Problem to work on
Reproduce all of the material word for word.

Stored data entries:
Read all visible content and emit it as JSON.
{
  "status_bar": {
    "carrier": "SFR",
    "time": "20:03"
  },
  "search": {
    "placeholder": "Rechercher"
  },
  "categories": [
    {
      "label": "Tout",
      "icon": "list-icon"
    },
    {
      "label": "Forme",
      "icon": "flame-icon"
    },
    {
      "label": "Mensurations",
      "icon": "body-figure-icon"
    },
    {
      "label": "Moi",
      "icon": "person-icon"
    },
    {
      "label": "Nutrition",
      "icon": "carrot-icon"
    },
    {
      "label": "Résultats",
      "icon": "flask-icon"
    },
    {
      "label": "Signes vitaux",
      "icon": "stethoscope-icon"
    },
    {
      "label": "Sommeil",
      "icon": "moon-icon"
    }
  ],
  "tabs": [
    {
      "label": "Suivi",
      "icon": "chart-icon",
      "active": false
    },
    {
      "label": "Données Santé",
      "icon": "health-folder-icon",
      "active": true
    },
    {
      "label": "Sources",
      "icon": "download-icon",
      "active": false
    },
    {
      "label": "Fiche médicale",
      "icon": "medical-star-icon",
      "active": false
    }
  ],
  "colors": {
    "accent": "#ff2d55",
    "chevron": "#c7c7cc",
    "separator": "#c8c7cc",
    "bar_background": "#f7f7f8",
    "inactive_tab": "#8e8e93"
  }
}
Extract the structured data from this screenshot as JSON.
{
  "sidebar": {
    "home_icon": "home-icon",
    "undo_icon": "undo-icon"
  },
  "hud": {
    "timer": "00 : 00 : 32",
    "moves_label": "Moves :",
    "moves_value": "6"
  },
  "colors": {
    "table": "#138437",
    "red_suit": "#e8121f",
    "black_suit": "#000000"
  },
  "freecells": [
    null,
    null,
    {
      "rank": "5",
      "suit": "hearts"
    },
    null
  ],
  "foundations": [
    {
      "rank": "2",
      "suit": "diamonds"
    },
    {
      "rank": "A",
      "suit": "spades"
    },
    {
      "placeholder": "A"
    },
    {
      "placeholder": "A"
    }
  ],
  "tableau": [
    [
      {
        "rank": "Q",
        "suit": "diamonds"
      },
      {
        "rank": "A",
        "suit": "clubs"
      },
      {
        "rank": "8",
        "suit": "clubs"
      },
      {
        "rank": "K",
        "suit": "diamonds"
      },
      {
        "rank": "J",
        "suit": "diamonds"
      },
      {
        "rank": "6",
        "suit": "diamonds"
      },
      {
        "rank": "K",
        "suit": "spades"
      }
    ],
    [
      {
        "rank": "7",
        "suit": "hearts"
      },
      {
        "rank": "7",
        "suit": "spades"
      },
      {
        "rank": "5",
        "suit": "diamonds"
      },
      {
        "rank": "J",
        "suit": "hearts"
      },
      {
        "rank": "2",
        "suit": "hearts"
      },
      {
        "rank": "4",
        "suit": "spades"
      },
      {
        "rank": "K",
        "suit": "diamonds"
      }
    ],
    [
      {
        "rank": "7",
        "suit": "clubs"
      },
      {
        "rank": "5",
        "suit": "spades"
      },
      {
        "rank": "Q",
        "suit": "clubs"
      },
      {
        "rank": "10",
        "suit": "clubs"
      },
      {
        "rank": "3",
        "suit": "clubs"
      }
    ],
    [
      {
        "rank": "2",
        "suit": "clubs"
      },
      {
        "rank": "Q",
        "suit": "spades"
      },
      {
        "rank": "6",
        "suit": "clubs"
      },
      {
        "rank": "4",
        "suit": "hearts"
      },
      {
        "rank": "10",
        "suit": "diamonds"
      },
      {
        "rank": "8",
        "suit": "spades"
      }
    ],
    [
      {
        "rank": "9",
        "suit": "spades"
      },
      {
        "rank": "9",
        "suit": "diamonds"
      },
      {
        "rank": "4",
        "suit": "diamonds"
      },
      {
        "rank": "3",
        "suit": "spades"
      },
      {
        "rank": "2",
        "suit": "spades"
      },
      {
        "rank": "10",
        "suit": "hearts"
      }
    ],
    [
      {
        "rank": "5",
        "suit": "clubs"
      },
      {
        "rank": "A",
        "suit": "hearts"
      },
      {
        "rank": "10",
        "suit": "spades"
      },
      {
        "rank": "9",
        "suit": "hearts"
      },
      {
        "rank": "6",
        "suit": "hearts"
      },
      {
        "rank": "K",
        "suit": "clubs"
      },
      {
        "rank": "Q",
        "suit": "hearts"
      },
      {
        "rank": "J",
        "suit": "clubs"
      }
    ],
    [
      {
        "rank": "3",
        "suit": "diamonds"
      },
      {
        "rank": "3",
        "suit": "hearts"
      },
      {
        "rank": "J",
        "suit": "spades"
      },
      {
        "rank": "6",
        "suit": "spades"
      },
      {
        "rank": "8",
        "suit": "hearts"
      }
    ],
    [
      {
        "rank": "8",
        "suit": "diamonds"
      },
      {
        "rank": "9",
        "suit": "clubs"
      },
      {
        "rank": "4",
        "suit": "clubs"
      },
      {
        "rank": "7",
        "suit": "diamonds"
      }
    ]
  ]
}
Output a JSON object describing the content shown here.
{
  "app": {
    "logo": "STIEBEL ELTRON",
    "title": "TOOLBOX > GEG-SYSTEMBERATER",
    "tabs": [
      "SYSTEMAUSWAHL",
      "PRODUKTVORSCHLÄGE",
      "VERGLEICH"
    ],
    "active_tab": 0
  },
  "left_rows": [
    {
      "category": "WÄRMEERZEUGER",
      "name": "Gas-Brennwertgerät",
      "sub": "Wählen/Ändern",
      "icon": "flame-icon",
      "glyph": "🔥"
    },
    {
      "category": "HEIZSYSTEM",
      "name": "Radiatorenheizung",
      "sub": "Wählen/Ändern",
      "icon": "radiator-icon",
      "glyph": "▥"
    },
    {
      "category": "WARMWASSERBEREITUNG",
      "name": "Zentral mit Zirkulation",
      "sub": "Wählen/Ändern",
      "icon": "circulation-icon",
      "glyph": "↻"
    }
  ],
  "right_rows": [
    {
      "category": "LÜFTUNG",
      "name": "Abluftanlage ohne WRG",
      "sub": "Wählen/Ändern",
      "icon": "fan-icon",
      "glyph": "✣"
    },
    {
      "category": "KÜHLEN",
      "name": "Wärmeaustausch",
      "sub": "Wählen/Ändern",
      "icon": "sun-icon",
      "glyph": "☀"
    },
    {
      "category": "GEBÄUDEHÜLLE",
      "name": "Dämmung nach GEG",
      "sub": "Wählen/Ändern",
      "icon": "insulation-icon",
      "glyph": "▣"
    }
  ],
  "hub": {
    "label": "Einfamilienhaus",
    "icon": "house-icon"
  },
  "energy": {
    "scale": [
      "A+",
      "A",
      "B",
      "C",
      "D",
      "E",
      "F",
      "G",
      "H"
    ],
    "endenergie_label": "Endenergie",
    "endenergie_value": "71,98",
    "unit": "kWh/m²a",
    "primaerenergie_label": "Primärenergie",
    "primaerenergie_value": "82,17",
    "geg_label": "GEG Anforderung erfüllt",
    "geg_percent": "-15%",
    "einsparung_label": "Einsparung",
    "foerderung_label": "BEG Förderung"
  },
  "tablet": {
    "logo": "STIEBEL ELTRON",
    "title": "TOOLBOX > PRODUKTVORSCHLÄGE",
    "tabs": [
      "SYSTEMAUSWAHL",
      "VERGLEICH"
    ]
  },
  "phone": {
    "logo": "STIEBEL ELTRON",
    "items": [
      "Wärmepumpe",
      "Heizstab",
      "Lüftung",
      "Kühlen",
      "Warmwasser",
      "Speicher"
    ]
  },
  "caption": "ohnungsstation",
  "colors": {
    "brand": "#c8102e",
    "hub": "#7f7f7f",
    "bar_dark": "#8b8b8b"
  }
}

Task response
Read all visible content and emit it as JSON.
{
  "status_bar": {
    "carrier": "SFR",
    "time": "20:03"
  },
  "search": {
    "placeholder": "Rechercher"
  },
  "categories": [
    {
      "label": "Tout",
      "icon": "list-icon"
    },
    {
      "label": "Forme",
      "icon": "flame-icon"
    },
    {
      "label": "Mensurations",
      "icon": "body-figure-icon"
    },
    {
      "label": "Moi",
      "icon": "person-icon"
    },
    {
      "label": "Nutrition",
      "icon": "carrot-icon"
    },
    {
      "label": "Résultats",
      "icon": "flask-icon"
    },
    {
      "label": "Signes vitaux",
      "icon": "stethoscope-icon"
    },
    {
      "label": "Sommeil",
      "icon": "moon-icon"
    }
  ],
  "tabs": [
    {
      "label": "Suivi",
      "icon": "chart-icon",
      "active": false
    },
    {
      "label": "Données Santé",
      "icon": "health-folder-icon",
      "active": true
    },
    {
      "label": "Sources",
      "icon": "download-icon",
      "active": false
    },
    {
      "label": "Fiche médicale",
      "icon": "medical-star-icon",
      "active": false
    }
  ],
  "colors": {
    "accent": "#ff2d55",
    "chevron": "#c7c7cc",
    "separator": "#c8c7cc",
    "bar_background": "#f7f7f8",
    "inactive_tab": "#8e8e93"
  }
}
Extract the structured data from this screenshot as JSON.
{
  "sidebar": {
    "home_icon": "home-icon",
    "undo_icon": "undo-icon"
  },
  "hud": {
    "timer": "00 : 00 : 32",
    "moves_label": "Moves :",
    "moves_value": "6"
  },
  "colors": {
    "table": "#138437",
    "red_suit": "#e8121f",
    "black_suit": "#000000"
  },
  "freecells": [
    null,
    null,
    {
      "rank": "5",
      "suit": "hearts"
    },
    null
  ],
  "foundations": [
    {
      "rank": "2",
      "suit": "diamonds"
    },
    {
      "rank": "A",
      "suit": "spades"
    },
    {
      "placeholder": "A"
    },
    {
      "placeholder": "A"
    }
  ],
  "tableau": [
    [
      {
        "rank": "Q",
        "suit": "diamonds"
      },
      {
        "rank": "A",
        "suit": "clubs"
      },
      {
        "rank": "8",
        "suit": "clubs"
      },
      {
        "rank": "K",
        "suit": "diamonds"
      },
      {
        "rank": "J",
        "suit": "diamonds"
      },
      {
        "rank": "6",
        "suit": "diamonds"
      },
      {
        "rank": "K",
        "suit": "spades"
      }
    ],
    [
      {
        "rank": "7",
        "suit": "hearts"
      },
      {
        "rank": "7",
        "suit": "spades"
      },
      {
        "rank": "5",
        "suit": "diamonds"
      },
      {
        "rank": "J",
        "suit": "hearts"
      },
      {
        "rank": "2",
        "suit": "hearts"
      },
      {
        "rank": "4",
        "suit": "spades"
      },
      {
        "rank": "K",
        "suit": "diamonds"
      }
    ],
    [
      {
        "rank": "7",
        "suit": "clubs"
      },
      {
        "rank": "5",
        "suit": "spades"
      },
      {
        "rank": "Q",
        "suit": "clubs"
      },
      {
        "rank": "10",
        "suit": "clubs"
      },
      {
        "rank": "3",
        "suit": "clubs"
      }
    ],
    [
      {
        "rank": "2",
        "suit": "clubs"
      },
      {
        "rank": "Q",
        "suit": "spades"
      },
      {
        "rank": "6",
        "suit": "clubs"
      },
      {
        "rank": "4",
        "suit": "hearts"
      },
      {
        "rank": "10",
        "suit": "diamonds"
      },
      {
        "rank": "8",
        "suit": "spades"
      }
    ],
    [
      {
        "rank": "9",
        "suit": "spades"
      },
      {
        "rank": "9",
        "suit": "diamonds"
      },
      {
        "rank": "4",
        "suit": "diamonds"
      },
      {
        "rank": "3",
        "suit": "spades"
      },
      {
        "rank": "2",
        "suit": "spades"
      },
      {
        "rank": "10",
        "suit": "hearts"
      }
    ],
    [
      {
        "rank": "5",
        "suit": "clubs"
      },
      {
        "rank": "A",
        "suit": "hearts"
      },
      {
        "rank": "10",
        "suit": "spades"
      },
      {
        "rank": "9",
        "suit": "hearts"
      },
      {
        "rank": "6",
        "suit": "hearts"
      },
      {
        "rank": "K",
        "suit": "clubs"
      },
      {
        "rank": "Q",
        "suit": "hearts"
      },
      {
        "rank": "J",
        "suit": "clubs"
      }
    ],
    [
      {
        "rank": "3",
        "suit": "diamonds"
      },
      {
        "rank": "3",
        "suit": "hearts"
      },
      {
        "rank": "J",
        "suit": "spades"
      },
      {
        "rank": "6",
        "suit": "spades"
      },
      {
        "rank": "8",
        "suit": "hearts"
      }
    ],
    [
      {
        "rank": "8",
        "suit": "diamonds"
      },
      {
        "rank": "9",
        "suit": "clubs"
      },
      {
        "rank": "4",
        "suit": "clubs"
      },
      {
        "rank": "7",
        "suit": "diamonds"
      }
    ]
  ]
}
Output a JSON object describing the content shown here.
{
  "app": {
    "logo": "STIEBEL ELTRON",
    "title": "TOOLBOX > GEG-SYSTEMBERATER",
    "tabs": [
      "SYSTEMAUSWAHL",
      "PRODUKTVORSCHLÄGE",
      "VERGLEICH"
    ],
    "active_tab": 0
  },
  "left_rows": [
    {
      "category": "WÄRMEERZEUGER",
      "name": "Gas-Brennwertgerät",
      "sub": "Wählen/Ändern",
      "icon": "flame-icon",
      "glyph": "🔥"
    },
    {
      "category": "HEIZSYSTEM",
      "name": "Radiatorenheizung",
      "sub": "Wählen/Ändern",
      "icon": "radiator-icon",
      "glyph": "▥"
    },
    {
      "category": "WARMWASSERBEREITUNG",
      "name": "Zentral mit Zirkulation",
      "sub": "Wählen/Ändern",
      "icon": "circulation-icon",
      "glyph": "↻"
    }
  ],
  "right_rows": [
    {
      "category": "LÜFTUNG",
      "name": "Abluftanlage ohne WRG",
      "sub": "Wählen/Ändern",
      "icon": "fan-icon",
      "glyph": "✣"
    },
    {
      "category": "KÜHLEN",
      "name": "Wärmeaustausch",
      "sub": "Wählen/Ändern",
      "icon": "sun-icon",
      "glyph": "☀"
    },
    {
      "category": "GEBÄUDEHÜLLE",
      "name": "Dämmung nach GEG",
      "sub": "Wählen/Ändern",
      "icon": "insulation-icon",
      "glyph": "▣"
    }
  ],
  "hub": {
    "label": "Einfamilienhaus",
    "icon": "house-icon"
  },
  "energy": {
    "scale": [
      "A+",
      "A",
      "B",
      "C",
      "D",
      "E",
      "F",
      "G",
      "H"
    ],
    "endenergie_label": "Endenergie",
    "endenergie_value": "71,98",
    "unit": "kWh/m²a",
    "primaerenergie_label": "Primärenergie",
    "primaerenergie_value": "82,17",
    "geg_label": "GEG Anforderung erfüllt",
    "geg_percent": "-15%",
    "einsparung_label": "Einsparung",
    "foerderung_label": "BEG Förderung"
  },
  "tablet": {
    "logo": "STIEBEL ELTRON",
    "title": "TOOLBOX > PRODUKTVORSCHLÄGE",
    "tabs": [
      "SYSTEMAUSWAHL",
      "VERGLEICH"
    ]
  },
  "phone": {
    "logo": "STIEBEL ELTRON",
    "items": [
      "Wärmepumpe",
      "Heizstab",
      "Lüftung",
      "Kühlen",
      "Warmwasser",
      "Speicher"
    ]
  },
  "caption": "ohnungsstation",
  "colors": {
    "brand": "#c8102e",
    "hub": "#7f7f7f",
    "bar_dark": "#8b8b8b"
  }
}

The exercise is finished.